(Collected data entries)
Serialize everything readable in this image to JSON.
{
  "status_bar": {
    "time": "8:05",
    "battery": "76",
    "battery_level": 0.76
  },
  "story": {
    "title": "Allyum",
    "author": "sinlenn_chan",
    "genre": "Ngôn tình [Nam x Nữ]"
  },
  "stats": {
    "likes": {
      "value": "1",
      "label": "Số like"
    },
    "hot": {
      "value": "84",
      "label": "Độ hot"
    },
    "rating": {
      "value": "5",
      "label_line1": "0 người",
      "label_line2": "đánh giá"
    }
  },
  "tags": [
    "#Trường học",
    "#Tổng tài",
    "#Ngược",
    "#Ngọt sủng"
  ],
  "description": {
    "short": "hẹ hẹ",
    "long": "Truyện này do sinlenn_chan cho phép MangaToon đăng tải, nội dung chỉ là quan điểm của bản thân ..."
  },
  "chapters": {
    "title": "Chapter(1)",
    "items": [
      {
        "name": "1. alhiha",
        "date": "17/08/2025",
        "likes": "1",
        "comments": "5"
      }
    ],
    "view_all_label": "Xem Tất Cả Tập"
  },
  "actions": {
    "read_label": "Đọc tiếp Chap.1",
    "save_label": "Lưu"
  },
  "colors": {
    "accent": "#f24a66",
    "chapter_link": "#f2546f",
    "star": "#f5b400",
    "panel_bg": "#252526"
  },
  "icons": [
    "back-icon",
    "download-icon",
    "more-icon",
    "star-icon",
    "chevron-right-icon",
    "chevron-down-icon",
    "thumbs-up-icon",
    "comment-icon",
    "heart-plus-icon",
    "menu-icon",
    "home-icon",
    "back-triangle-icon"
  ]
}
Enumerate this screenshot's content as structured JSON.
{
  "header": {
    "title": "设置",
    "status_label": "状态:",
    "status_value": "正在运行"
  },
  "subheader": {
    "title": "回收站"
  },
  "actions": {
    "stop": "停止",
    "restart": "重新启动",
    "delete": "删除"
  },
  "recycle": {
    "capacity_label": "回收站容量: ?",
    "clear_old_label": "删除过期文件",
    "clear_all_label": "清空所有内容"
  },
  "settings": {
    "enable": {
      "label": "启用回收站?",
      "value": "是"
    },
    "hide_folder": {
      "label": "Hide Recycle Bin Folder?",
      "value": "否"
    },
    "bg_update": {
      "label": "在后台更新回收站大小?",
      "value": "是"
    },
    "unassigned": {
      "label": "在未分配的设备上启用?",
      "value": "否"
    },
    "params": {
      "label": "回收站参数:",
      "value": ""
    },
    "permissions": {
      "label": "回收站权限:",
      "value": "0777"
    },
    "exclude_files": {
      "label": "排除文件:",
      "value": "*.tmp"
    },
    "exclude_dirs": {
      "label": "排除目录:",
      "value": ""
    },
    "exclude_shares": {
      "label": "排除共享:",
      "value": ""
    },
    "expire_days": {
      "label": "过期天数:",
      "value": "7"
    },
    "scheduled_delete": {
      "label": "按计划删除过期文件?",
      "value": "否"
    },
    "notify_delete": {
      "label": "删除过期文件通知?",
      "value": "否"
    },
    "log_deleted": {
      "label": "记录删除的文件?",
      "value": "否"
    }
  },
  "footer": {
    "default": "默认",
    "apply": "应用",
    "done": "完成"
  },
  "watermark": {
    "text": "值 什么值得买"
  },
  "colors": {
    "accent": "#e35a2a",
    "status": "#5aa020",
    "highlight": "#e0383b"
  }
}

#### YOUR GOAL
Repeat every record, exactly as written.

#### ANSWER TO THE PROBLEM
Serialize everything readable in this image to JSON.
{
  "status_bar": {
    "time": "8:05",
    "battery": "76",
    "battery_level": 0.76
  },
  "story": {
    "title": "Allyum",
    "author": "sinlenn_chan",
    "genre": "Ngôn tình [Nam x Nữ]"
  },
  "stats": {
    "likes": {
      "value": "1",
      "label": "Số like"
    },
    "hot": {
      "value": "84",
      "label": "Độ hot"
    },
    "rating": {
      "value": "5",
      "label_line1": "0 người",
      "label_line2": "đánh giá"
    }
  },
  "tags": [
    "#Trường học",
    "#Tổng tài",
    "#Ngược",
    "#Ngọt sủng"
  ],
  "description": {
    "short": "hẹ hẹ",
    "long": "Truyện này do sinlenn_chan cho phép MangaToon đăng tải, nội dung chỉ là quan điểm của bản thân ..."
  },
  "chapters": {
    "title": "Chapter(1)",
    "items": [
      {
        "name": "1. alhiha",
        "date": "17/08/2025",
        "likes": "1",
        "comments": "5"
      }
    ],
    "view_all_label": "Xem Tất Cả Tập"
  },
  "actions": {
    "read_label": "Đọc tiếp Chap.1",
    "save_label": "Lưu"
  },
  "colors": {
    "accent": "#f24a66",
    "chapter_link": "#f2546f",
    "star": "#f5b400",
    "panel_bg": "#252526"
  },
  "icons": [
    "back-icon",
    "download-icon",
    "more-icon",
    "star-icon",
    "chevron-right-icon",
    "chevron-down-icon",
    "thumbs-up-icon",
    "comment-icon",
    "heart-plus-icon",
    "menu-icon",
    "home-icon",
    "back-triangle-icon"
  ]
}
Enumerate this screenshot's content as structured JSON.
{
  "header": {
    "title": "设置",
    "status_label": "状态:",
    "status_value": "正在运行"
  },
  "subheader": {
    "title": "回收站"
  },
  "actions": {
    "stop": "停止",
    "restart": "重新启动",
    "delete": "删除"
  },
  "recycle": {
    "capacity_label": "回收站容量: ?",
    "clear_old_label": "删除过期文件",
    "clear_all_label": "清空所有内容"
  },
  "settings": {
    "enable": {
      "label": "启用回收站?",
      "value": "是"
    },
    "hide_folder": {
      "label": "Hide Recycle Bin Folder?",
      "value": "否"
    },
    "bg_update": {
      "label": "在后台更新回收站大小?",
      "value": "是"
    },
    "unassigned": {
      "label": "在未分配的设备上启用?",
      "value": "否"
    },
    "params": {
      "label": "回收站参数:",
      "value": ""
    },
    "permissions": {
      "label": "回收站权限:",
      "value": "0777"
    },
    "exclude_files": {
      "label": "排除文件:",
      "value": "*.tmp"
    },
    "exclude_dirs": {
      "label": "排除目录:",
      "value": ""
    },
    "exclude_shares": {
      "label": "排除共享:",
      "value": ""
    },
    "expire_days": {
      "label": "过期天数:",
      "value": "7"
    },
    "scheduled_delete": {
      "label": "按计划删除过期文件?",
      "value": "否"
    },
    "notify_delete": {
      "label": "删除过期文件通知?",
      "value": "否"
    },
    "log_deleted": {
      "label": "记录删除的文件?",
      "value": "否"
    }
  },
  "footer": {
    "default": "默认",
    "apply": "应用",
    "done": "完成"
  },
  "watermark": {
    "text": "值 什么值得买"
  },
  "colors": {
    "accent": "#e35a2a",
    "status": "#5aa020",
    "highlight": "#e0383b"
  }
}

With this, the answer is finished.